#### PROVIDED INFORMATION

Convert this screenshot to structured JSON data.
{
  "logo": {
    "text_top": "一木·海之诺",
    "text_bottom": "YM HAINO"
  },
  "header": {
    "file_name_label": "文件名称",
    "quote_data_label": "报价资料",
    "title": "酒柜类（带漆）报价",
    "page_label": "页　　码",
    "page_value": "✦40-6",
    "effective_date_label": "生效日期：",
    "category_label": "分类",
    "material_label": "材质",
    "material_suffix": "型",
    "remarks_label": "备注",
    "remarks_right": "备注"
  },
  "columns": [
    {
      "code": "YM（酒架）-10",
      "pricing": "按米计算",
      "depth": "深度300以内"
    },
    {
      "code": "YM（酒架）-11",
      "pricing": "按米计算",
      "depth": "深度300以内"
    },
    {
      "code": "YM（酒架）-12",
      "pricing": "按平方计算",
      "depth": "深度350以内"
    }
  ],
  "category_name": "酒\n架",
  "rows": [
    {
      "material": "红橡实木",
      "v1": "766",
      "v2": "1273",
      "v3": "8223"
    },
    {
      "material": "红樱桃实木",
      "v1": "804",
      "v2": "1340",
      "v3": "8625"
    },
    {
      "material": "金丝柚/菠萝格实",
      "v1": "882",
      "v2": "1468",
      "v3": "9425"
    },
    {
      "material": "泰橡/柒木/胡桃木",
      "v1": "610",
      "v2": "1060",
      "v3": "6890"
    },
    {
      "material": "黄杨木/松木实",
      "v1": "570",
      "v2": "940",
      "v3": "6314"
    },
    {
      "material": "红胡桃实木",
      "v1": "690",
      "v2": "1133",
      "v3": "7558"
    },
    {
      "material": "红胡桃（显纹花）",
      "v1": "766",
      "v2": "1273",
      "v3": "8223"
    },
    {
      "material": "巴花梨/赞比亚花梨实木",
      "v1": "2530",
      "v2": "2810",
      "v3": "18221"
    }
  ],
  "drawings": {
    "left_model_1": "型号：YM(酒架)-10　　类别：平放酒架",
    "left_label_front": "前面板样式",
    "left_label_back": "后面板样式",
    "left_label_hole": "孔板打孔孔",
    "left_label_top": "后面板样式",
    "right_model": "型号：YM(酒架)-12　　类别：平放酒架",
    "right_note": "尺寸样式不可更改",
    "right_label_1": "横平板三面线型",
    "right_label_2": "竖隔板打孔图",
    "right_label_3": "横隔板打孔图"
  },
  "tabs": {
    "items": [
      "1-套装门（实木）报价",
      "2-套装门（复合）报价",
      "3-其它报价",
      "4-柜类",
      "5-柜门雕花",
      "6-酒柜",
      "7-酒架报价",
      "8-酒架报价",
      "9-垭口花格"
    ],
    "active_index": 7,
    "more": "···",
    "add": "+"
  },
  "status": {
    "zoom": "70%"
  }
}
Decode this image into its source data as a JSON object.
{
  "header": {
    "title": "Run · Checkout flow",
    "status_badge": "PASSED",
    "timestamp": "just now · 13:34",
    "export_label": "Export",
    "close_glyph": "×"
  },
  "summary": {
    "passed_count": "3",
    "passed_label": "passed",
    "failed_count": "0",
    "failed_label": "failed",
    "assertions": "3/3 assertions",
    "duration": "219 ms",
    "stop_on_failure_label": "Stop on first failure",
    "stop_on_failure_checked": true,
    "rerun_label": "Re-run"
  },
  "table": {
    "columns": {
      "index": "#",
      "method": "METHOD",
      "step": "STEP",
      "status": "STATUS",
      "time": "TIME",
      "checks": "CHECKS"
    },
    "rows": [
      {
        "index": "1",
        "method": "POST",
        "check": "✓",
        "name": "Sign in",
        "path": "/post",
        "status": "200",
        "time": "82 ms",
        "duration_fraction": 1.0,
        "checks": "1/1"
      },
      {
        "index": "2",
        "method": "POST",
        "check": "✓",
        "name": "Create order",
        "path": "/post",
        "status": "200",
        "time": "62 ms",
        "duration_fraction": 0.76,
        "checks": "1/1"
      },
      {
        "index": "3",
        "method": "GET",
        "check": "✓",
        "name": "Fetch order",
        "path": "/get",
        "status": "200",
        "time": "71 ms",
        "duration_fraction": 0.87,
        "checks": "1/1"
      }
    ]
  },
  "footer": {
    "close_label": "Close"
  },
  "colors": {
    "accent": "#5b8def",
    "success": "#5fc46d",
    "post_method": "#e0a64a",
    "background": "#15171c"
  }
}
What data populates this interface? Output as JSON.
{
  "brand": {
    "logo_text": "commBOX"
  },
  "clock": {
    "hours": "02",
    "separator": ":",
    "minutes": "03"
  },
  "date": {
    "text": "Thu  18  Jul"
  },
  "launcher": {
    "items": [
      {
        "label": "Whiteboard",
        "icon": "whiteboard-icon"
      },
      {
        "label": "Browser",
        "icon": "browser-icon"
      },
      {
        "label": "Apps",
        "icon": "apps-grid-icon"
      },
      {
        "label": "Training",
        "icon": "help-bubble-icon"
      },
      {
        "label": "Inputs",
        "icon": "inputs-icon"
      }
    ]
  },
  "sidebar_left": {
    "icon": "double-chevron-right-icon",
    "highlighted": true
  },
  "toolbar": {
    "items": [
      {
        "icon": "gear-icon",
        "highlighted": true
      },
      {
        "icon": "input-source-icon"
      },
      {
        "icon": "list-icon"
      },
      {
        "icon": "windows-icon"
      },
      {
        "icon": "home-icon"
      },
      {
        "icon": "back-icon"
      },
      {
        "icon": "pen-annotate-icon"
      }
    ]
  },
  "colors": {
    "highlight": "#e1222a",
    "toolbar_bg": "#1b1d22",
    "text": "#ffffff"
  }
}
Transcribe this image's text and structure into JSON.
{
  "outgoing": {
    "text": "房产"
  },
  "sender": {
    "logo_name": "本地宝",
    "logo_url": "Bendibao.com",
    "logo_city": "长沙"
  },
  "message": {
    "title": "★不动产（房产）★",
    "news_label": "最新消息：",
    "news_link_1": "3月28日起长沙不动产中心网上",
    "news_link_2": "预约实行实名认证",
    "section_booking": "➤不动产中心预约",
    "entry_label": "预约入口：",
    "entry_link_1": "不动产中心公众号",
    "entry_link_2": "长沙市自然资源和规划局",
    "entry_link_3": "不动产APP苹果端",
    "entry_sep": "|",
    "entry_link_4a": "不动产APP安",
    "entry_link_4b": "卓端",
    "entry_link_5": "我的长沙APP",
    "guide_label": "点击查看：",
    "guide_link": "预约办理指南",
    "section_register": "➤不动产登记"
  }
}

########

**WHAT YOU WILL DO:** Retype the material in full, character for character.

**RESPONSE FOR THIS EXERCISE:**
Convert this screenshot to structured JSON data.
{
  "logo": {
    "text_top": "一木·海之诺",
    "text_bottom": "YM HAINO"
  },
  "header": {
    "file_name_label": "文件名称",
    "quote_data_label": "报价资料",
    "title": "酒柜类（带漆）报价",
    "page_label": "页　　码",
    "page_value": "✦40-6",
    "effective_date_label": "生效日期：",
    "category_label": "分类",
    "material_label": "材质",
    "material_suffix": "型",
    "remarks_label": "备注",
    "remarks_right": "备注"
  },
  "columns": [
    {
      "code": "YM（酒架）-10",
      "pricing": "按米计算",
      "depth": "深度300以内"
    },
    {
      "code": "YM（酒架）-11",
      "pricing": "按米计算",
      "depth": "深度300以内"
    },
    {
      "code": "YM（酒架）-12",
      "pricing": "按平方计算",
      "depth": "深度350以内"
    }
  ],
  "category_name": "酒\n架",
  "rows": [
    {
      "material": "红橡实木",
      "v1": "766",
      "v2": "1273",
      "v3": "8223"
    },
    {
      "material": "红樱桃实木",
      "v1": "804",
      "v2": "1340",
      "v3": "8625"
    },
    {
      "material": "金丝柚/菠萝格实",
      "v1": "882",
      "v2": "1468",
      "v3": "9425"
    },
    {
      "material": "泰橡/柒木/胡桃木",
      "v1": "610",
      "v2": "1060",
      "v3": "6890"
    },
    {
      "material": "黄杨木/松木实",
      "v1": "570",
      "v2": "940",
      "v3": "6314"
    },
    {
      "material": "红胡桃实木",
      "v1": "690",
      "v2": "1133",
      "v3": "7558"
    },
    {
      "material": "红胡桃（显纹花）",
      "v1": "766",
      "v2": "1273",
      "v3": "8223"
    },
    {
      "material": "巴花梨/赞比亚花梨实木",
      "v1": "2530",
      "v2": "2810",
      "v3": "18221"
    }
  ],
  "drawings": {
    "left_model_1": "型号：YM(酒架)-10　　类别：平放酒架",
    "left_label_front": "前面板样式",
    "left_label_back": "后面板样式",
    "left_label_hole": "孔板打孔孔",
    "left_label_top": "后面板样式",
    "right_model": "型号：YM(酒架)-12　　类别：平放酒架",
    "right_note": "尺寸样式不可更改",
    "right_label_1": "横平板三面线型",
    "right_label_2": "竖隔板打孔图",
    "right_label_3": "横隔板打孔图"
  },
  "tabs": {
    "items": [
      "1-套装门（实木）报价",
      "2-套装门（复合）报价",
      "3-其它报价",
      "4-柜类",
      "5-柜门雕花",
      "6-酒柜",
      "7-酒架报价",
      "8-酒架报价",
      "9-垭口花格"
    ],
    "active_index": 7,
    "more": "···",
    "add": "+"
  },
  "status": {
    "zoom": "70%"
  }
}
Decode this image into its source data as a JSON object.
{
  "header": {
    "title": "Run · Checkout flow",
    "status_badge": "PASSED",
    "timestamp": "just now · 13:34",
    "export_label": "Export",
    "close_glyph": "×"
  },
  "summary": {
    "passed_count": "3",
    "passed_label": "passed",
    "failed_count": "0",
    "failed_label": "failed",
    "assertions": "3/3 assertions",
    "duration": "219 ms",
    "stop_on_failure_label": "Stop on first failure",
    "stop_on_failure_checked": true,
    "rerun_label": "Re-run"
  },
  "table": {
    "columns": {
      "index": "#",
      "method": "METHOD",
      "step": "STEP",
      "status": "STATUS",
      "time": "TIME",
      "checks": "CHECKS"
    },
    "rows": [
      {
        "index": "1",
        "method": "POST",
        "check": "✓",
        "name": "Sign in",
        "path": "/post",
        "status": "200",
        "time": "82 ms",
        "duration_fraction": 1.0,
        "checks": "1/1"
      },
      {
        "index": "2",
        "method": "POST",
        "check": "✓",
        "name": "Create order",
        "path": "/post",
        "status": "200",
        "time": "62 ms",
        "duration_fraction": 0.76,
        "checks": "1/1"
      },
      {
        "index": "3",
        "method": "GET",
        "check": "✓",
        "name": "Fetch order",
        "path": "/get",
        "status": "200",
        "time": "71 ms",
        "duration_fraction": 0.87,
        "checks": "1/1"
      }
    ]
  },
  "footer": {
    "close_label": "Close"
  },
  "colors": {
    "accent": "#5b8def",
    "success": "#5fc46d",
    "post_method": "#e0a64a",
    "background": "#15171c"
  }
}
What data populates this interface? Output as JSON.
{
  "brand": {
    "logo_text": "commBOX"
  },
  "clock": {
    "hours": "02",
    "separator": ":",
    "minutes": "03"
  },
  "date": {
    "text": "Thu  18  Jul"
  },
  "launcher": {
    "items": [
      {
        "label": "Whiteboard",
        "icon": "whiteboard-icon"
      },
      {
        "label": "Browser",
        "icon": "browser-icon"
      },
      {
        "label": "Apps",
        "icon": "apps-grid-icon"
      },
      {
        "label": "Training",
        "icon": "help-bubble-icon"
      },
      {
        "label": "Inputs",
        "icon": "inputs-icon"
      }
    ]
  },
  "sidebar_left": {
    "icon": "double-chevron-right-icon",
    "highlighted": true
  },
  "toolbar": {
    "items": [
      {
        "icon": "gear-icon",
        "highlighted": true
      },
      {
        "icon": "input-source-icon"
      },
      {
        "icon": "list-icon"
      },
      {
        "icon": "windows-icon"
      },
      {
        "icon": "home-icon"
      },
      {
        "icon": "back-icon"
      },
      {
        "icon": "pen-annotate-icon"
      }
    ]
  },
  "colors": {
    "highlight": "#e1222a",
    "toolbar_bg": "#1b1d22",
    "text": "#ffffff"
  }
}
Transcribe this image's text and structure into JSON.
{
  "outgoing": {
    "text": "房产"
  },
  "sender": {
    "logo_name": "本地宝",
    "logo_url": "Bendibao.com",
    "logo_city": "长沙"
  },
  "message": {
    "title": "★不动产（房产）★",
    "news_label": "最新消息：",
    "news_link_1": "3月28日起长沙不动产中心网上",
    "news_link_2": "预约实行实名认证",
    "section_booking": "➤不动产中心预约",
    "entry_label": "预约入口：",
    "entry_link_1": "不动产中心公众号",
    "entry_link_2": "长沙市自然资源和规划局",
    "entry_link_3": "不动产APP苹果端",
    "entry_sep": "|",
    "entry_link_4a": "不动产APP安",
    "entry_link_4b": "卓端",
    "entry_link_5": "我的长沙APP",
    "guide_label": "点击查看：",
    "guide_link": "预约办理指南",
    "section_register": "➤不动产登记"
  }
}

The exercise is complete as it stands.